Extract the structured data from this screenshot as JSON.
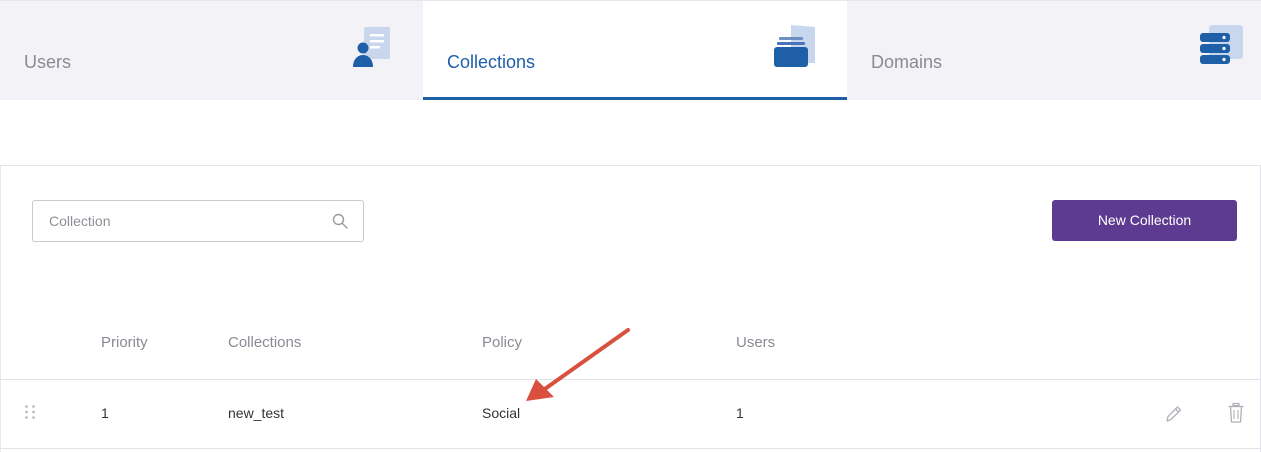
{
  "tabs": [
    {
      "label": "Users",
      "icon": "user-document-icon"
    },
    {
      "label": "Collections",
      "icon": "folder-stack-icon",
      "active": true
    },
    {
      "label": "Domains",
      "icon": "server-stack-icon"
    }
  ],
  "toolbar": {
    "search_placeholder": "Collection",
    "search_value": "",
    "new_button_label": "New Collection"
  },
  "table": {
    "columns": [
      "Priority",
      "Collections",
      "Policy",
      "Users"
    ],
    "rows": [
      {
        "priority": "1",
        "collection": "new_test",
        "policy": "Social",
        "users": "1"
      }
    ]
  },
  "colors": {
    "accent": "#1f5fa8",
    "primary_button": "#5d3b91",
    "annotation_arrow": "#d9503f",
    "tab_bar": "#f3f3f7"
  }
}
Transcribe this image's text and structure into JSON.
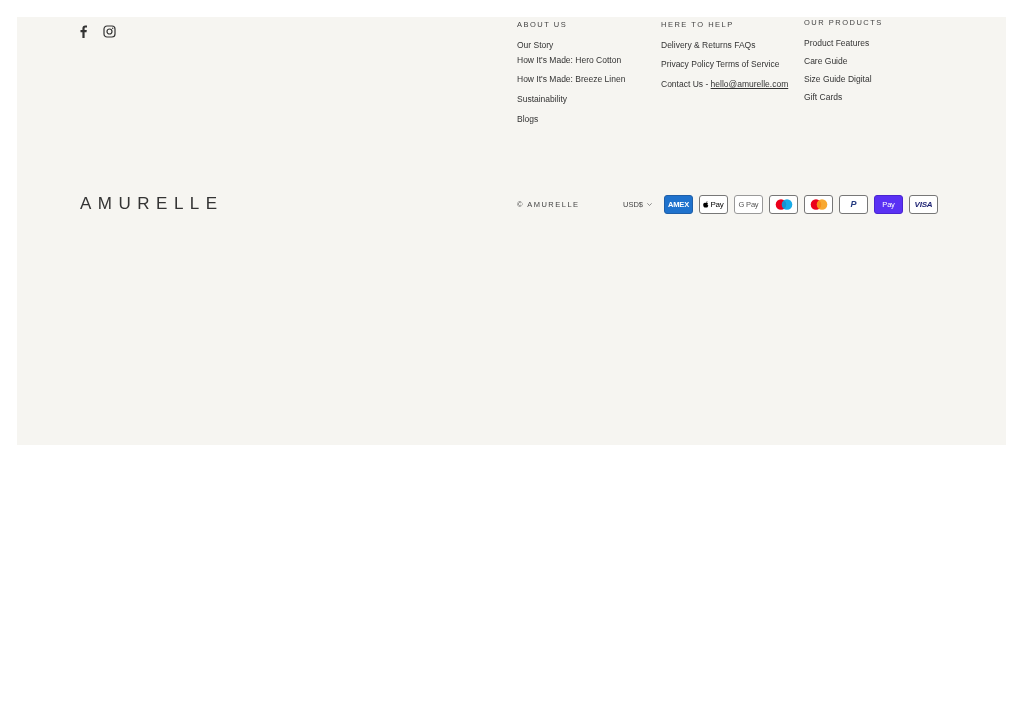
{
  "social": [
    {
      "kind": "facebook"
    },
    {
      "kind": "instagram"
    }
  ],
  "columns": [
    {
      "heading": "ABOUT US",
      "links": [
        "Our Story",
        "How It's Made: Hero Cotton",
        "How It's Made: Breeze Linen",
        "Sustainability",
        "Blogs"
      ]
    },
    {
      "heading": "HERE TO HELP",
      "links": [
        "Delivery & Returns FAQs",
        "Privacy Policy Terms of Service"
      ],
      "contact": {
        "label": "Contact Us - ",
        "email": "hello@amurelle.com"
      }
    },
    {
      "heading": "OUR PRODUCTS",
      "links": [
        "Product Features",
        "Care Guide",
        "Size Guide Digital",
        "Gift Cards"
      ]
    }
  ],
  "logo": "AMURELLE",
  "copyright": "© AMURELLE",
  "currency": "USD$",
  "payments": [
    {
      "kind": "amex",
      "label": "AMEX"
    },
    {
      "kind": "applepay",
      "label": "Pay"
    },
    {
      "kind": "googlepay",
      "label": "G Pay"
    },
    {
      "kind": "maestro"
    },
    {
      "kind": "mastercard"
    },
    {
      "kind": "paypal",
      "label": "P"
    },
    {
      "kind": "shoppay",
      "label": "Pay"
    },
    {
      "kind": "visa",
      "label": "VISA"
    }
  ]
}
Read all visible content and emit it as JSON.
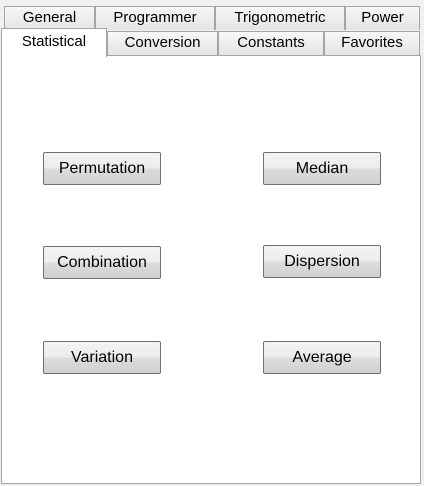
{
  "tabs": {
    "row_back": [
      "General",
      "Programmer",
      "Trigonometric",
      "Power"
    ],
    "row_front": [
      "Statistical",
      "Conversion",
      "Constants",
      "Favorites"
    ],
    "active": "Statistical"
  },
  "buttons": {
    "permutation": "Permutation",
    "median": "Median",
    "combination": "Combination",
    "dispersion": "Dispersion",
    "variation": "Variation",
    "average": "Average"
  }
}
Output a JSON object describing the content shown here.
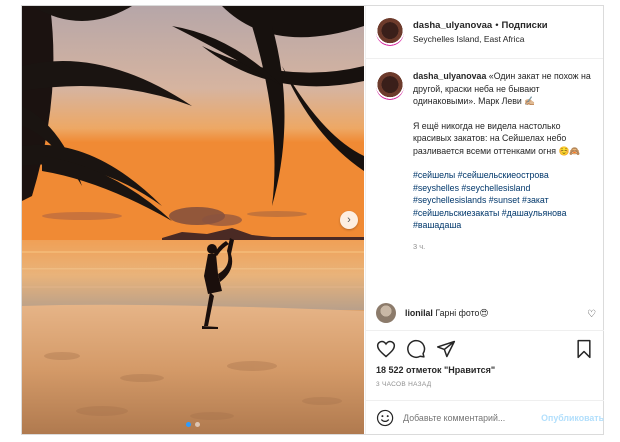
{
  "post": {
    "username": "dasha_ulyanovaa",
    "separator": "•",
    "follow_label": "Подписки",
    "location": "Seychelles Island, East Africa"
  },
  "caption": {
    "username": "dasha_ulyanovaa",
    "text1": "«Один закат не похож на другой, краски неба не бывают одинаковыми». Марк Леви ✍🏼",
    "text2": "Я ещё никогда не видела настолько красивых закатов: на Сейшелах небо разливается всеми оттенками огня ☺️🙈",
    "hashtags": "#сейшелы #сейшельскиеострова #seyshelles #seychellesisland #seychellesislands #sunset #закат #сейшельскиезакаты #дашаульянова #вашадаша",
    "time": "3 ч."
  },
  "comment": {
    "username": "lionilal",
    "text": "Гарні фото😍"
  },
  "stats": {
    "likes": "18 522 отметок \"Нравится\"",
    "posted": "3 ЧАСОВ НАЗАД"
  },
  "add_comment": {
    "placeholder": "Добавьте комментарий...",
    "publish_label": "Опубликовать"
  },
  "icons": {
    "next": "chevron-right-icon",
    "like": "heart-icon",
    "comment": "comment-icon",
    "share": "share-icon",
    "save": "bookmark-icon",
    "emoji": "smile-icon"
  },
  "carousel": {
    "total": 2,
    "active": 1
  }
}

***

--- PROBLEM TO SOLVE ---
Check each line of the records for the word "this" and extract those that contain it.

--- RESPONSE TO THE TASK ---
Extract the structured data from this screenshot as JSON.
Transcribe this image's text and structure into JSON.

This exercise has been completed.